::: Data listing :::
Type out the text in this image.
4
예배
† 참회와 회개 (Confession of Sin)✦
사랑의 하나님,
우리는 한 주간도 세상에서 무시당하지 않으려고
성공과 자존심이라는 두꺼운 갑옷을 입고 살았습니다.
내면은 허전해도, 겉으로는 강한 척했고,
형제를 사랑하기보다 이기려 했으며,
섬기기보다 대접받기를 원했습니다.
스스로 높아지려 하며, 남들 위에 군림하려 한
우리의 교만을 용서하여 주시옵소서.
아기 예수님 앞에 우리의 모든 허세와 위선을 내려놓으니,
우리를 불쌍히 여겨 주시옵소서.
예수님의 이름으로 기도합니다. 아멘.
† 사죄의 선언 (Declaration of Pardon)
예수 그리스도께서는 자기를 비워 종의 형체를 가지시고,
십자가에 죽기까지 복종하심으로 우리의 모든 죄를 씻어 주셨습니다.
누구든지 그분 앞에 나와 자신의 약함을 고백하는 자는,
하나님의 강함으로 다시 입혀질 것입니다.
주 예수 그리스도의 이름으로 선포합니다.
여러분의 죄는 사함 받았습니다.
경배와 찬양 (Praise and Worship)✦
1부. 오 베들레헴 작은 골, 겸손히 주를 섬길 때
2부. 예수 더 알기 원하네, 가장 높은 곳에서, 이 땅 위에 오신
:::
::: Data listing :::
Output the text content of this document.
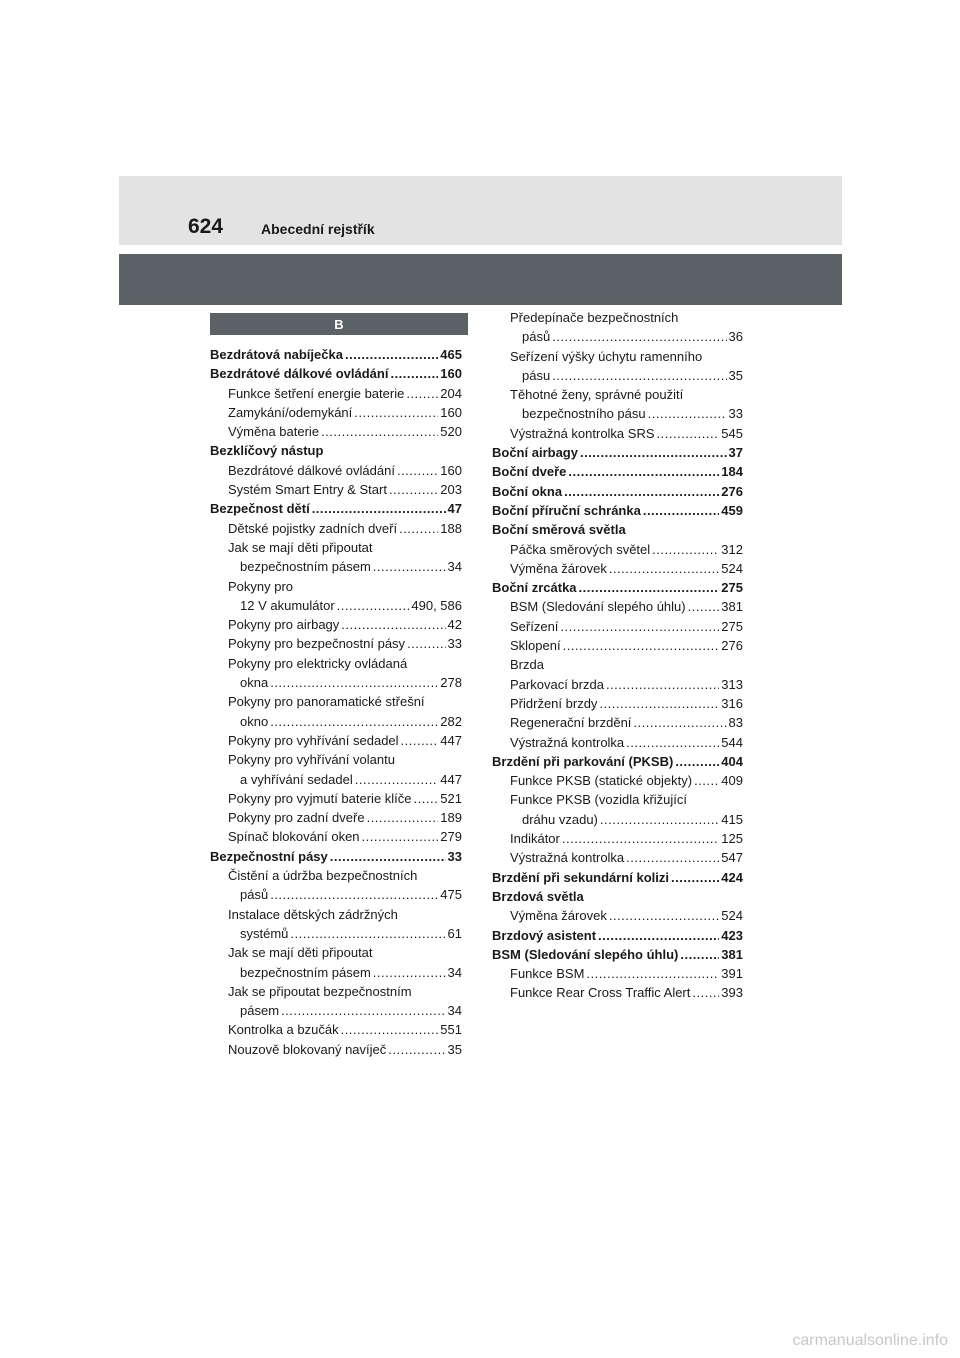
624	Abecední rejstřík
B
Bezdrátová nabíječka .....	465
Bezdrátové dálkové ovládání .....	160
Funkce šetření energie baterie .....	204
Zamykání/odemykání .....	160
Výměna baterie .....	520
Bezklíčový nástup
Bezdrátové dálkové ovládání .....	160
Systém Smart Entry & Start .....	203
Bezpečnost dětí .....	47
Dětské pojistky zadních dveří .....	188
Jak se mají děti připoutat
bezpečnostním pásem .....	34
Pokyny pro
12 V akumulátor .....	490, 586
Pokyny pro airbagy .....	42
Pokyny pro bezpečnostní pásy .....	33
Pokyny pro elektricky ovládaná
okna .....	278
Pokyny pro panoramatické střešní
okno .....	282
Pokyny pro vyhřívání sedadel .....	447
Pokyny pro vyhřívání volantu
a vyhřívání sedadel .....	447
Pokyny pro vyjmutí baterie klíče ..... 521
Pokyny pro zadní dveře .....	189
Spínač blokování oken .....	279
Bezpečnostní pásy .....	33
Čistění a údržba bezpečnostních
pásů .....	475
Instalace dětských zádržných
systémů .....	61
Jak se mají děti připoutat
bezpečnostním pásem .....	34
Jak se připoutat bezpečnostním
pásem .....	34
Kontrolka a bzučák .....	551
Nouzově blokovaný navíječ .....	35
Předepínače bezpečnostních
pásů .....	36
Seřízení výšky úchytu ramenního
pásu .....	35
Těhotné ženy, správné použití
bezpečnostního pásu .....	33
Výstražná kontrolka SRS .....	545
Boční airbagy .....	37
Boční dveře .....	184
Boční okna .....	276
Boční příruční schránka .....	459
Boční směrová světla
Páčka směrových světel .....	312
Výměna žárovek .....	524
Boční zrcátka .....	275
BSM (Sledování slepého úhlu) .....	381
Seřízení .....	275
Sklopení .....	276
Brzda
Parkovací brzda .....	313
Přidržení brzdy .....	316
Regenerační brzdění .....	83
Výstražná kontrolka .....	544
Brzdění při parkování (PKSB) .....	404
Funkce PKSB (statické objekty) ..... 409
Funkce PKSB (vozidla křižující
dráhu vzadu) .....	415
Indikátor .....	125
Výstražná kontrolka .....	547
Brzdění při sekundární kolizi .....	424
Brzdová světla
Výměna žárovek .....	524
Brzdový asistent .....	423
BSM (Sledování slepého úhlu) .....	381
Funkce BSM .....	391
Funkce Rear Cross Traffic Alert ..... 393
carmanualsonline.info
:::
From the material above, gather all lines that include the string "this" and copy them.

Type out the text in this image.
Output the text content of this document.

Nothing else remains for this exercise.